WHAT IS ASKED:
Transcribe the data that follows precisely, omitting nothing.

DATASET ENTRIES:
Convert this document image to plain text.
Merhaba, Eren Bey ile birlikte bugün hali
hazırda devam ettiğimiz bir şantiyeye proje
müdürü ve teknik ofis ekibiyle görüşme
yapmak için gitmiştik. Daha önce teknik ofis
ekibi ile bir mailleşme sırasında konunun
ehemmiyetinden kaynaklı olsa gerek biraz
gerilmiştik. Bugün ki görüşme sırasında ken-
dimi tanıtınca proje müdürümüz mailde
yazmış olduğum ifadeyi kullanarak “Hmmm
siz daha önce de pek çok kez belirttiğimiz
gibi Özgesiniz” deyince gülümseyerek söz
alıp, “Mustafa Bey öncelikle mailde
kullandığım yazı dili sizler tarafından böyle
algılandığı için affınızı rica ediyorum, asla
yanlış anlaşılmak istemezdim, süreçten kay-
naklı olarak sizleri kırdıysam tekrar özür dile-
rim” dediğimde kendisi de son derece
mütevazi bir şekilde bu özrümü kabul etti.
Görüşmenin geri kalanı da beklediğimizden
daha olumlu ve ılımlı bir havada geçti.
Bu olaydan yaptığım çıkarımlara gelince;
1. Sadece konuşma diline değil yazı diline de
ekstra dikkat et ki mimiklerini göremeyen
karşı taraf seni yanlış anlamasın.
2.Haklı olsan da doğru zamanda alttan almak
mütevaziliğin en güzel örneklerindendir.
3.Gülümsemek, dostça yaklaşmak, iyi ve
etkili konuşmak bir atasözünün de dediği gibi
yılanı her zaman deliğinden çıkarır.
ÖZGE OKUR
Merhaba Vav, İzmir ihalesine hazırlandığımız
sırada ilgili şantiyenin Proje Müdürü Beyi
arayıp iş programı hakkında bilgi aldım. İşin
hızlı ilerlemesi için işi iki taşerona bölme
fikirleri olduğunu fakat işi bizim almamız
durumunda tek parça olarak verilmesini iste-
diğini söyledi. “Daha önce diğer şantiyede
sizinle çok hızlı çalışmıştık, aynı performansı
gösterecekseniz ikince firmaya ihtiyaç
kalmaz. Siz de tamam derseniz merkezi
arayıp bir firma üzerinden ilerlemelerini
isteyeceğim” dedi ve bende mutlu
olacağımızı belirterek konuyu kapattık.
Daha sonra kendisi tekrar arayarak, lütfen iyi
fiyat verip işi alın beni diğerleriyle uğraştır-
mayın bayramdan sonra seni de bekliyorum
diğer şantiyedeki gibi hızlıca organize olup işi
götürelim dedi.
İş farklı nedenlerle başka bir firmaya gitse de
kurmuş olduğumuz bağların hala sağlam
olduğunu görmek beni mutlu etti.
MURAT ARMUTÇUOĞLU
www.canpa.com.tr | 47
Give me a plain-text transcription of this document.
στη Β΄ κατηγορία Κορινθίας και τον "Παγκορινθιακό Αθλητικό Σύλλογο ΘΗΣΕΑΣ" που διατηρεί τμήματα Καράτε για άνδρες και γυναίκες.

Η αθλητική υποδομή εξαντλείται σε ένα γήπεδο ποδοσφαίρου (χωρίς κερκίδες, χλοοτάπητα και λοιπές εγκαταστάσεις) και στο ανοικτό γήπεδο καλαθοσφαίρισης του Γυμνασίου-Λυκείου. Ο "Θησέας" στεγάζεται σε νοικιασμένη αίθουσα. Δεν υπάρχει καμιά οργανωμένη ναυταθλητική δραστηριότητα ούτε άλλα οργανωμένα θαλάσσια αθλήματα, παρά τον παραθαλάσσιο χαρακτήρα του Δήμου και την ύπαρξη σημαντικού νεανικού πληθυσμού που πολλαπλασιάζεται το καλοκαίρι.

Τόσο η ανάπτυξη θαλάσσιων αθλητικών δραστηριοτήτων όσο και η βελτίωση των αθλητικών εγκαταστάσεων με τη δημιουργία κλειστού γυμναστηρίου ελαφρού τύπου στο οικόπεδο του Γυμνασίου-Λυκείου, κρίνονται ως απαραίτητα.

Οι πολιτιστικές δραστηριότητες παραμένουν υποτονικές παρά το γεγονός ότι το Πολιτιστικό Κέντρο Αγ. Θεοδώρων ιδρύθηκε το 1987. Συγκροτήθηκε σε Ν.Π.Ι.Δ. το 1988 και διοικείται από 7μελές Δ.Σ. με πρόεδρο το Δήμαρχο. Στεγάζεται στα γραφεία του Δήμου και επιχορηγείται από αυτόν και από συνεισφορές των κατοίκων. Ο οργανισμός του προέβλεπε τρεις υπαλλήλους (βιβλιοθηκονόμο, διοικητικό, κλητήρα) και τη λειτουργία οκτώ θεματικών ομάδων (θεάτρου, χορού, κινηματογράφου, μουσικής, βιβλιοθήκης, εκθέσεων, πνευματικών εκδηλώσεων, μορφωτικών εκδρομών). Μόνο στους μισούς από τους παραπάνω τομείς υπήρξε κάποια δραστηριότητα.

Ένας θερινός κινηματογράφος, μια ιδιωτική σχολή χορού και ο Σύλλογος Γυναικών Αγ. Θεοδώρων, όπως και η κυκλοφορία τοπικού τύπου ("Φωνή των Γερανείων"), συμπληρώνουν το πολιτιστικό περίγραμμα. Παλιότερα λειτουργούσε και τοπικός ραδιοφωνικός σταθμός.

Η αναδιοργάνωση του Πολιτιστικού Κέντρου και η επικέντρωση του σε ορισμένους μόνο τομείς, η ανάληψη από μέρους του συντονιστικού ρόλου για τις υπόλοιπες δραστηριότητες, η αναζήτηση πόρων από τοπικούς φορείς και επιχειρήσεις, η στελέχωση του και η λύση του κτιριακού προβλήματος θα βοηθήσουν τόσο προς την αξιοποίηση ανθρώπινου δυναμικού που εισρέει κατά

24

COMPLETED TASK:
Convert this document image to plain text.
Merhaba, Eren Bey ile birlikte bugün hali
hazırda devam ettiğimiz bir şantiyeye proje
müdürü ve teknik ofis ekibiyle görüşme
yapmak için gitmiştik. Daha önce teknik ofis
ekibi ile bir mailleşme sırasında konunun
ehemmiyetinden kaynaklı olsa gerek biraz
gerilmiştik. Bugün ki görüşme sırasında ken-
dimi tanıtınca proje müdürümüz mailde
yazmış olduğum ifadeyi kullanarak “Hmmm
siz daha önce de pek çok kez belirttiğimiz
gibi Özgesiniz” deyince gülümseyerek söz
alıp, “Mustafa Bey öncelikle mailde
kullandığım yazı dili sizler tarafından böyle
algılandığı için affınızı rica ediyorum, asla
yanlış anlaşılmak istemezdim, süreçten kay-
naklı olarak sizleri kırdıysam tekrar özür dile-
rim” dediğimde kendisi de son derece
mütevazi bir şekilde bu özrümü kabul etti.
Görüşmenin geri kalanı da beklediğimizden
daha olumlu ve ılımlı bir havada geçti.
Bu olaydan yaptığım çıkarımlara gelince;
1. Sadece konuşma diline değil yazı diline de
ekstra dikkat et ki mimiklerini göremeyen
karşı taraf seni yanlış anlamasın.
2.Haklı olsan da doğru zamanda alttan almak
mütevaziliğin en güzel örneklerindendir.
3.Gülümsemek, dostça yaklaşmak, iyi ve
etkili konuşmak bir atasözünün de dediği gibi
yılanı her zaman deliğinden çıkarır.
ÖZGE OKUR
Merhaba Vav, İzmir ihalesine hazırlandığımız
sırada ilgili şantiyenin Proje Müdürü Beyi
arayıp iş programı hakkında bilgi aldım. İşin
hızlı ilerlemesi için işi iki taşerona bölme
fikirleri olduğunu fakat işi bizim almamız
durumunda tek parça olarak verilmesini iste-
diğini söyledi. “Daha önce diğer şantiyede
sizinle çok hızlı çalışmıştık, aynı performansı
gösterecekseniz ikince firmaya ihtiyaç
kalmaz. Siz de tamam derseniz merkezi
arayıp bir firma üzerinden ilerlemelerini
isteyeceğim” dedi ve bende mutlu
olacağımızı belirterek konuyu kapattık.
Daha sonra kendisi tekrar arayarak, lütfen iyi
fiyat verip işi alın beni diğerleriyle uğraştır-
mayın bayramdan sonra seni de bekliyorum
diğer şantiyedeki gibi hızlıca organize olup işi
götürelim dedi.
İş farklı nedenlerle başka bir firmaya gitse de
kurmuş olduğumuz bağların hala sağlam
olduğunu görmek beni mutlu etti.
MURAT ARMUTÇUOĞLU
www.canpa.com.tr | 47
Give me a plain-text transcription of this document.
στη Β΄ κατηγορία Κορινθίας και τον "Παγκορινθιακό Αθλητικό Σύλλογο ΘΗΣΕΑΣ" που διατηρεί τμήματα Καράτε για άνδρες και γυναίκες.

Η αθλητική υποδομή εξαντλείται σε ένα γήπεδο ποδοσφαίρου (χωρίς κερκίδες, χλοοτάπητα και λοιπές εγκαταστάσεις) και στο ανοικτό γήπεδο καλαθοσφαίρισης του Γυμνασίου-Λυκείου. Ο "Θησέας" στεγάζεται σε νοικιασμένη αίθουσα. Δεν υπάρχει καμιά οργανωμένη ναυταθλητική δραστηριότητα ούτε άλλα οργανωμένα θαλάσσια αθλήματα, παρά τον παραθαλάσσιο χαρακτήρα του Δήμου και την ύπαρξη σημαντικού νεανικού πληθυσμού που πολλαπλασιάζεται το καλοκαίρι.

Τόσο η ανάπτυξη θαλάσσιων αθλητικών δραστηριοτήτων όσο και η βελτίωση των αθλητικών εγκαταστάσεων με τη δημιουργία κλειστού γυμναστηρίου ελαφρού τύπου στο οικόπεδο του Γυμνασίου-Λυκείου, κρίνονται ως απαραίτητα.

Οι πολιτιστικές δραστηριότητες παραμένουν υποτονικές παρά το γεγονός ότι το Πολιτιστικό Κέντρο Αγ. Θεοδώρων ιδρύθηκε το 1987. Συγκροτήθηκε σε Ν.Π.Ι.Δ. το 1988 και διοικείται από 7μελές Δ.Σ. με πρόεδρο το Δήμαρχο. Στεγάζεται στα γραφεία του Δήμου και επιχορηγείται από αυτόν και από συνεισφορές των κατοίκων. Ο οργανισμός του προέβλεπε τρεις υπαλλήλους (βιβλιοθηκονόμο, διοικητικό, κλητήρα) και τη λειτουργία οκτώ θεματικών ομάδων (θεάτρου, χορού, κινηματογράφου, μουσικής, βιβλιοθήκης, εκθέσεων, πνευματικών εκδηλώσεων, μορφωτικών εκδρομών). Μόνο στους μισούς από τους παραπάνω τομείς υπήρξε κάποια δραστηριότητα.

Ένας θερινός κινηματογράφος, μια ιδιωτική σχολή χορού και ο Σύλλογος Γυναικών Αγ. Θεοδώρων, όπως και η κυκλοφορία τοπικού τύπου ("Φωνή των Γερανείων"), συμπληρώνουν το πολιτιστικό περίγραμμα. Παλιότερα λειτουργούσε και τοπικός ραδιοφωνικός σταθμός.

Η αναδιοργάνωση του Πολιτιστικού Κέντρου και η επικέντρωση του σε ορισμένους μόνο τομείς, η ανάληψη από μέρους του συντονιστικού ρόλου για τις υπόλοιπες δραστηριότητες, η αναζήτηση πόρων από τοπικούς φορείς και επιχειρήσεις, η στελέχωση του και η λύση του κτιριακού προβλήματος θα βοηθήσουν τόσο προς την αξιοποίηση ανθρώπινου δυναμικού που εισρέει κατά

24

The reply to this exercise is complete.